> **REQUIRED TASK**
For each line below that includes the word "externality", make a copy.

*****

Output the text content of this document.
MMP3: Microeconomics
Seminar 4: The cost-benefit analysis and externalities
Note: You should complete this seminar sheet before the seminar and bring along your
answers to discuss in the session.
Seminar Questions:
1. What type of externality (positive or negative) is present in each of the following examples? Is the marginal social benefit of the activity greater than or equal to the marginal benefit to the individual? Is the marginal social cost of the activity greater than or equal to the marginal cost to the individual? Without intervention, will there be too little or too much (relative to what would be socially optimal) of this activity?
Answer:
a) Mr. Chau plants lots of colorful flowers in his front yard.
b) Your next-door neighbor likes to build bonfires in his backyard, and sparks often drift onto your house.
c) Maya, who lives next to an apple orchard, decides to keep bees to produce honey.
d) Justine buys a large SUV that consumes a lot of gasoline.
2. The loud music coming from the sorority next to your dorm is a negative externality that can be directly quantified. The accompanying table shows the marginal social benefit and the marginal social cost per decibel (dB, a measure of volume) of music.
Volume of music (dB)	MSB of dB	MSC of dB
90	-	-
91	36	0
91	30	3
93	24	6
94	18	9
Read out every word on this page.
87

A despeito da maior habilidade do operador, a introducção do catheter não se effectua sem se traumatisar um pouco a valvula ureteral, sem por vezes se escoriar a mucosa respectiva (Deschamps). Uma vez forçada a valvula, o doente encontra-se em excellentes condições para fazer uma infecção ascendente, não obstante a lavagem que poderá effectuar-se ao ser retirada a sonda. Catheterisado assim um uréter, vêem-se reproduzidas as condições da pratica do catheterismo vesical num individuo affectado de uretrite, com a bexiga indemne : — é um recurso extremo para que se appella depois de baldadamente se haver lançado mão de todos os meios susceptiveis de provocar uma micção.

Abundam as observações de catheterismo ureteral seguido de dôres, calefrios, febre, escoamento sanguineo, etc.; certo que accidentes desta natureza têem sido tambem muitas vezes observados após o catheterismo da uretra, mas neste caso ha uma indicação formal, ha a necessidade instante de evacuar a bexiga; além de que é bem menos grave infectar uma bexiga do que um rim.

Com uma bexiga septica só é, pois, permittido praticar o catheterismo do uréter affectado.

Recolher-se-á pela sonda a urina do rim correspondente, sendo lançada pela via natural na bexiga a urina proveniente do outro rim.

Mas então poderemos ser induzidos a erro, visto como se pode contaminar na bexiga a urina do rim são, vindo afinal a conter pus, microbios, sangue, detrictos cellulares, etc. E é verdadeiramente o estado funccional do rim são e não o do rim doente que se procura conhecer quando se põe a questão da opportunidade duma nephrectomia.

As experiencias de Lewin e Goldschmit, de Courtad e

*****

> **SOLUTION TO THE EXERCISE**
1. What type of externality (positive or negative) is present in each of the following examples? Is the marginal social benefit of the activity greater than or equal to the marginal benefit to the individual? Is the marginal social cost of the activity greater than or equal to the marginal cost to the individual? Without intervention, will there be too little or too much (relative to what would be socially optimal) of this activity?
2. The loud music coming from the sorority next to your dorm is a negative externality that can be directly quantified. The accompanying table shows the marginal social benefit and the marginal social cost per decibel (dB, a measure of volume) of music.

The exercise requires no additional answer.